Exercise aim:
Copy the lines below word for word, leaving out the picture.

= = = =

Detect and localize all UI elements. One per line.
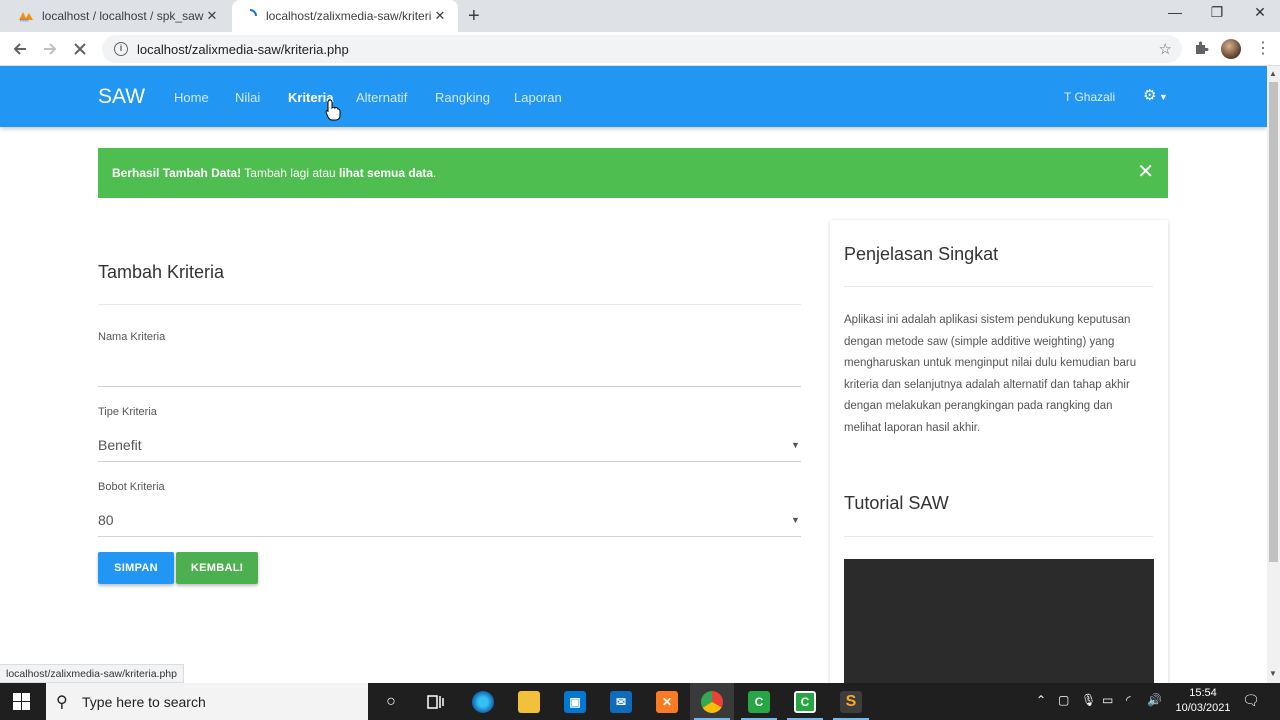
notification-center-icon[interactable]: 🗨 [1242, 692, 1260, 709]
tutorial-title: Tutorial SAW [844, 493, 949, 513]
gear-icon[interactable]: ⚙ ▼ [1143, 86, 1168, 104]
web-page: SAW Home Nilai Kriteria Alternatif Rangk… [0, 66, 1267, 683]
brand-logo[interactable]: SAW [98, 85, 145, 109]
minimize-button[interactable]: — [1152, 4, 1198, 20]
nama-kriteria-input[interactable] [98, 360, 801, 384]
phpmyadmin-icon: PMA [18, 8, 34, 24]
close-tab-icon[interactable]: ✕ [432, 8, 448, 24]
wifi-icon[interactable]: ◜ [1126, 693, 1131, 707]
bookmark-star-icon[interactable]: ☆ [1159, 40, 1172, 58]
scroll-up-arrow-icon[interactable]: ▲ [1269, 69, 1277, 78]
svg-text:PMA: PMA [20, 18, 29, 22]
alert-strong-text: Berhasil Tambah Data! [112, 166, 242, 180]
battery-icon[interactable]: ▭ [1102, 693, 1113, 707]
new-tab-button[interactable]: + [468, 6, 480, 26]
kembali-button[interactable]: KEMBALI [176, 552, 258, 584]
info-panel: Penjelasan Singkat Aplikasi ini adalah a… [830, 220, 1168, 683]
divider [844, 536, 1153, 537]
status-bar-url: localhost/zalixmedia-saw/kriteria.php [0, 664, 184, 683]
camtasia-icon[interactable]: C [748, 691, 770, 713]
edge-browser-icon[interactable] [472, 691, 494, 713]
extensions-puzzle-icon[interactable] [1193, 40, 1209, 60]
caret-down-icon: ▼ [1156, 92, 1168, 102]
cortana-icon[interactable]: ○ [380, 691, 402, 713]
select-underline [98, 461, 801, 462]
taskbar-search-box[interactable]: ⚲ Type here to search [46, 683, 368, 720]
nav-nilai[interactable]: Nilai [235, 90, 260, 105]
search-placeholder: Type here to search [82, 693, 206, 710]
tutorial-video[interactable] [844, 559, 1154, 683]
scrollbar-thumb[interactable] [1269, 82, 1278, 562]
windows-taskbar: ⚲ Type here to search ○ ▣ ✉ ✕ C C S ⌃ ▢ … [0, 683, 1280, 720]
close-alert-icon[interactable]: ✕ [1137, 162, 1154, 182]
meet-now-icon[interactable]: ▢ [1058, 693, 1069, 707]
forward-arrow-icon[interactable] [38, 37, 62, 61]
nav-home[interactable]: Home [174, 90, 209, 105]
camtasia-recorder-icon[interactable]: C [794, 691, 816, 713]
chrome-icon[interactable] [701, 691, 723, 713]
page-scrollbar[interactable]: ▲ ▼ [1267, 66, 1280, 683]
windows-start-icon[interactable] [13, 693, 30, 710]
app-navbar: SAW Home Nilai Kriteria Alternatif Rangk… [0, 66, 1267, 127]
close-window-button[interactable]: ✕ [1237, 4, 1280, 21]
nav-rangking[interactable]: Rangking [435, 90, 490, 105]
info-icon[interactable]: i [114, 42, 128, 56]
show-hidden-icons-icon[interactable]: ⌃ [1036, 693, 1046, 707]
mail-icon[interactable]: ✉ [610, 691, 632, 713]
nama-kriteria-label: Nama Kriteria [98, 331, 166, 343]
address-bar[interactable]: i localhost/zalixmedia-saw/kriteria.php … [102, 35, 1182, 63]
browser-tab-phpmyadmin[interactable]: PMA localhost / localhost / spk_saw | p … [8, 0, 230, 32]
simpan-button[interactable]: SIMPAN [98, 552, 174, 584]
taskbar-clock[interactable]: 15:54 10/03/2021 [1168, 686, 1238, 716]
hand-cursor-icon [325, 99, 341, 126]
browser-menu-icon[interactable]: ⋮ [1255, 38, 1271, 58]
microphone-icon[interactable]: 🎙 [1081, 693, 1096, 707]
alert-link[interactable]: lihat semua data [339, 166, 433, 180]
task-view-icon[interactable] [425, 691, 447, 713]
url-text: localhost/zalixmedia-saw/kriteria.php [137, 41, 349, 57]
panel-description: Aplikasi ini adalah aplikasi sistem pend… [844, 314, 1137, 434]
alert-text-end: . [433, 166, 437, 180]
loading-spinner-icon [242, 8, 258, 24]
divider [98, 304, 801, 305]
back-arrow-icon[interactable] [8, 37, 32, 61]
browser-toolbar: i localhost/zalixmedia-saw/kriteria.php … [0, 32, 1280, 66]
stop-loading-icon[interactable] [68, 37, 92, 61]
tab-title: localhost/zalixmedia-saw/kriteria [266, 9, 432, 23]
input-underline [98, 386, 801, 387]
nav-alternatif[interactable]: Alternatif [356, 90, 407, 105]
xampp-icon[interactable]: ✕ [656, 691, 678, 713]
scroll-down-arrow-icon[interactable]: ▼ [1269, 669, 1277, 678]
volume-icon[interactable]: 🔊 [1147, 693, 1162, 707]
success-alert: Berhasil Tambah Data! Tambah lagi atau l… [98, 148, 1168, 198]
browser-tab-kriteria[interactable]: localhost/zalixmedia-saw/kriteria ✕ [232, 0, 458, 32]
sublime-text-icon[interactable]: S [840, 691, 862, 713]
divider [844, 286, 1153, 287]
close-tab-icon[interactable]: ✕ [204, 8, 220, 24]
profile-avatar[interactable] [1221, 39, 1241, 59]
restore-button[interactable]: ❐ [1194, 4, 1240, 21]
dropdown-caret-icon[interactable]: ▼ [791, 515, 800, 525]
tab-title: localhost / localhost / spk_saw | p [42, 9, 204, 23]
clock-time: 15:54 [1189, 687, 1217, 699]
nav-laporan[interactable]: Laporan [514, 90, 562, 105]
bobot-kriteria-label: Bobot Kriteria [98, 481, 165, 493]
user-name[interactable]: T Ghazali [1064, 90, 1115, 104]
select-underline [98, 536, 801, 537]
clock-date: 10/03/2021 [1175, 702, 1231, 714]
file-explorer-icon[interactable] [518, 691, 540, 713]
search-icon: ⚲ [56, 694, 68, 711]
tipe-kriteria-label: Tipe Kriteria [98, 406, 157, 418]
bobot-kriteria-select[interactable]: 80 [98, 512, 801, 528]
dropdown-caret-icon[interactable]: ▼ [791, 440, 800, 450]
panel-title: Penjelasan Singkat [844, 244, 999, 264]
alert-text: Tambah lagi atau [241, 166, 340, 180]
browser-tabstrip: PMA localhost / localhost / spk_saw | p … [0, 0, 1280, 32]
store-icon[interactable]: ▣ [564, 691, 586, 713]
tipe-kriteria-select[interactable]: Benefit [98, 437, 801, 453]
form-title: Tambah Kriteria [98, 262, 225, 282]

= = = =

The response:
Detect and localize all UI elements. One per line.
notification-center-icon[interactable]: 🗨 [1242, 692, 1260, 709]
tutorial-title: Tutorial SAW [844, 493, 949, 513]
gear-icon[interactable]: ⚙ ▼ [1143, 86, 1168, 104]
web-page: SAW Home Nilai Kriteria Alternatif Rangk… [0, 66, 1267, 683]
brand-logo[interactable]: SAW [98, 85, 145, 109]
minimize-button[interactable]: — [1152, 4, 1198, 20]
nama-kriteria-input[interactable] [98, 360, 801, 384]
phpmyadmin-icon: PMA [18, 8, 34, 24]
close-tab-icon[interactable]: ✕ [432, 8, 448, 24]
wifi-icon[interactable]: ◜ [1126, 693, 1131, 707]
bookmark-star-icon[interactable]: ☆ [1159, 40, 1172, 58]
scroll-up-arrow-icon[interactable]: ▲ [1269, 69, 1277, 78]
svg-text:PMA: PMA [20, 18, 29, 22]
alert-strong-text: Berhasil Tambah Data! [112, 166, 242, 180]
battery-icon[interactable]: ▭ [1102, 693, 1113, 707]
new-tab-button[interactable]: + [468, 6, 480, 26]
kembali-button[interactable]: KEMBALI [176, 552, 258, 584]
info-panel: Penjelasan Singkat Aplikasi ini adalah a… [830, 220, 1168, 683]
divider [844, 536, 1153, 537]
status-bar-url: localhost/zalixmedia-saw/kriteria.php [0, 664, 184, 683]
camtasia-icon[interactable]: C [748, 691, 770, 713]
edge-browser-icon[interactable] [472, 691, 494, 713]
extensions-puzzle-icon[interactable] [1193, 40, 1209, 60]
caret-down-icon: ▼ [1156, 92, 1168, 102]
cortana-icon[interactable]: ○ [380, 691, 402, 713]
select-underline [98, 461, 801, 462]
taskbar-search-box[interactable]: ⚲ Type here to search [46, 683, 368, 720]
nav-nilai[interactable]: Nilai [235, 90, 260, 105]
search-placeholder: Type here to search [82, 693, 206, 710]
tutorial-video[interactable] [844, 559, 1154, 683]
scrollbar-thumb[interactable] [1269, 82, 1278, 562]
windows-taskbar: ⚲ Type here to search ○ ▣ ✉ ✕ C C S ⌃ ▢ … [0, 683, 1280, 720]
close-alert-icon[interactable]: ✕ [1137, 162, 1154, 182]
meet-now-icon[interactable]: ▢ [1058, 693, 1069, 707]
forward-arrow-icon[interactable] [38, 37, 62, 61]
nav-home[interactable]: Home [174, 90, 209, 105]
camtasia-recorder-icon[interactable]: C [794, 691, 816, 713]
chrome-icon[interactable] [701, 691, 723, 713]
page-scrollbar[interactable]: ▲ ▼ [1267, 66, 1280, 683]
windows-start-icon[interactable] [13, 693, 30, 710]
app-navbar: SAW Home Nilai Kriteria Alternatif Rangk… [0, 66, 1267, 127]
close-window-button[interactable]: ✕ [1237, 4, 1280, 21]
nav-rangking[interactable]: Rangking [435, 90, 490, 105]
info-icon[interactable]: i [114, 42, 128, 56]
show-hidden-icons-icon[interactable]: ⌃ [1036, 693, 1046, 707]
mail-icon[interactable]: ✉ [610, 691, 632, 713]
nama-kriteria-label: Nama Kriteria [98, 331, 166, 343]
address-bar[interactable]: i localhost/zalixmedia-saw/kriteria.php … [102, 35, 1182, 63]
browser-tab-phpmyadmin[interactable]: PMA localhost / localhost / spk_saw | p … [8, 0, 230, 32]
simpan-button[interactable]: SIMPAN [98, 552, 174, 584]
taskbar-clock[interactable]: 15:54 10/03/2021 [1168, 686, 1238, 716]
hand-cursor-icon [325, 99, 341, 126]
browser-menu-icon[interactable]: ⋮ [1255, 38, 1271, 58]
microphone-icon[interactable]: 🎙 [1081, 693, 1096, 707]
alert-link[interactable]: lihat semua data [339, 166, 433, 180]
task-view-icon[interactable] [425, 691, 447, 713]
url-text: localhost/zalixmedia-saw/kriteria.php [137, 41, 349, 57]
panel-description: Aplikasi ini adalah aplikasi sistem pend… [844, 314, 1137, 434]
alert-text-end: . [433, 166, 437, 180]
loading-spinner-icon [242, 8, 258, 24]
divider [98, 304, 801, 305]
back-arrow-icon[interactable] [8, 37, 32, 61]
browser-toolbar: i localhost/zalixmedia-saw/kriteria.php … [0, 32, 1280, 66]
stop-loading-icon[interactable] [68, 37, 92, 61]
tab-title: localhost/zalixmedia-saw/kriteria [266, 9, 432, 23]
input-underline [98, 386, 801, 387]
nav-alternatif[interactable]: Alternatif [356, 90, 407, 105]
xampp-icon[interactable]: ✕ [656, 691, 678, 713]
scroll-down-arrow-icon[interactable]: ▼ [1269, 669, 1277, 678]
volume-icon[interactable]: 🔊 [1147, 693, 1162, 707]
success-alert: Berhasil Tambah Data! Tambah lagi atau l… [98, 148, 1168, 198]
browser-tab-kriteria[interactable]: localhost/zalixmedia-saw/kriteria ✕ [232, 0, 458, 32]
sublime-text-icon[interactable]: S [840, 691, 862, 713]
divider [844, 286, 1153, 287]
close-tab-icon[interactable]: ✕ [204, 8, 220, 24]
profile-avatar[interactable] [1221, 39, 1241, 59]
restore-button[interactable]: ❐ [1194, 4, 1240, 21]
dropdown-caret-icon[interactable]: ▼ [791, 515, 800, 525]
tab-title: localhost / localhost / spk_saw | p [42, 9, 204, 23]
clock-time: 15:54 [1189, 687, 1217, 699]
nav-laporan[interactable]: Laporan [514, 90, 562, 105]
bobot-kriteria-label: Bobot Kriteria [98, 481, 165, 493]
user-name[interactable]: T Ghazali [1064, 90, 1115, 104]
select-underline [98, 536, 801, 537]
clock-date: 10/03/2021 [1175, 702, 1231, 714]
file-explorer-icon[interactable] [518, 691, 540, 713]
search-icon: ⚲ [56, 694, 68, 711]
tipe-kriteria-label: Tipe Kriteria [98, 406, 157, 418]
bobot-kriteria-select[interactable]: 80 [98, 512, 801, 528]
dropdown-caret-icon[interactable]: ▼ [791, 440, 800, 450]
panel-title: Penjelasan Singkat [844, 244, 999, 264]
alert-text: Tambah lagi atau [241, 166, 340, 180]
browser-tabstrip: PMA localhost / localhost / spk_saw | p … [0, 0, 1280, 32]
store-icon[interactable]: ▣ [564, 691, 586, 713]
tipe-kriteria-select[interactable]: Benefit [98, 437, 801, 453]
form-title: Tambah Kriteria [98, 262, 225, 282]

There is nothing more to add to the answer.